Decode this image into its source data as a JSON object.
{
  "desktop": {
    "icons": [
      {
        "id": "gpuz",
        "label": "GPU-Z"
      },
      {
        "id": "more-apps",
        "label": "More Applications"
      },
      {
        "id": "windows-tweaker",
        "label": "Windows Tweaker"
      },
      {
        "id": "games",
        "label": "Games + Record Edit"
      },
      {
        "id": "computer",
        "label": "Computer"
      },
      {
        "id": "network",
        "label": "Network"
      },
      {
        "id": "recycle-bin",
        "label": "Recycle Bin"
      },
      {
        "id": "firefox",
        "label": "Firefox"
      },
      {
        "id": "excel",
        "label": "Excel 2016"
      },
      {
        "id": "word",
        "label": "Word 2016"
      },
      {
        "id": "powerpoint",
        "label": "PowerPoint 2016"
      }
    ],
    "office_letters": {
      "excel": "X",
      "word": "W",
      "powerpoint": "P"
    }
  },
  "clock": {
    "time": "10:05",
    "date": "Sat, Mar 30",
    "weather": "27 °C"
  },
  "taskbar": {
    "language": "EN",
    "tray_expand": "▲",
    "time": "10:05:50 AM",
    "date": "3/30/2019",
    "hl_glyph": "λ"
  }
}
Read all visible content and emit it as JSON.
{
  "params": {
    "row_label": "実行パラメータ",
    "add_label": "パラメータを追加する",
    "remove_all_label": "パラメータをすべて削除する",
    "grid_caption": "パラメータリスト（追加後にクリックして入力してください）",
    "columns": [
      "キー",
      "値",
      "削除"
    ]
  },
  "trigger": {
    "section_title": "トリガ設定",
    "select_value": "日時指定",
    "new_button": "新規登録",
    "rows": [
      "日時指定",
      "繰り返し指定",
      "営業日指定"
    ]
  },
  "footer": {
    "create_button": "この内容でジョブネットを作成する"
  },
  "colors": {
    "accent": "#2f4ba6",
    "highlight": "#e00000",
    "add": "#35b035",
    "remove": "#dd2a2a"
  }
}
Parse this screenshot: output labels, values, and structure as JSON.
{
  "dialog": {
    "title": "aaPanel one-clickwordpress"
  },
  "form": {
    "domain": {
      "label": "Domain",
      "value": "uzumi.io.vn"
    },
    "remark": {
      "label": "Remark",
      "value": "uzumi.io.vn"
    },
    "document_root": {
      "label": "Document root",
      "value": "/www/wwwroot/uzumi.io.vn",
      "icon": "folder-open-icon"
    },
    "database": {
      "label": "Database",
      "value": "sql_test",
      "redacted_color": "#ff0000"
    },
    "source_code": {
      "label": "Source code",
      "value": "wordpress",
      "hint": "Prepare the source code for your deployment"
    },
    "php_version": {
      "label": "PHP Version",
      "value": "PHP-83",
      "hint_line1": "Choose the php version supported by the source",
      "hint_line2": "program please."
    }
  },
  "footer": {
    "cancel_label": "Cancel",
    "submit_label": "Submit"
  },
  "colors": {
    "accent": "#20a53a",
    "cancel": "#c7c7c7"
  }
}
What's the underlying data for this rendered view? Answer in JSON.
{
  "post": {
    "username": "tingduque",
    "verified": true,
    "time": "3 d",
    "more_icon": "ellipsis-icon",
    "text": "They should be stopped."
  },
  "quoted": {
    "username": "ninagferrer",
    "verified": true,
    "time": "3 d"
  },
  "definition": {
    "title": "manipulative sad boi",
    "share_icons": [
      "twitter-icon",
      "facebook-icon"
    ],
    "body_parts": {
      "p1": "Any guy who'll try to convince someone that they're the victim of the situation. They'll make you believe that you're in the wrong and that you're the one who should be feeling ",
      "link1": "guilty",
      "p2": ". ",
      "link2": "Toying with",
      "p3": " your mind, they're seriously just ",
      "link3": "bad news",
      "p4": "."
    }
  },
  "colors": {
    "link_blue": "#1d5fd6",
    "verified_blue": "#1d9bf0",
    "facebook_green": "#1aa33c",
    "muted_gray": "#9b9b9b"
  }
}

**AIM**
Copy out each line of the data containing the string "this".

**EXERCISE RESPONSE**
Decode this image into its source data as a JSON object.
Parse this screenshot: output labels, values, and structure as JSON.
What's the underlying data for this rendered view? Answer in JSON.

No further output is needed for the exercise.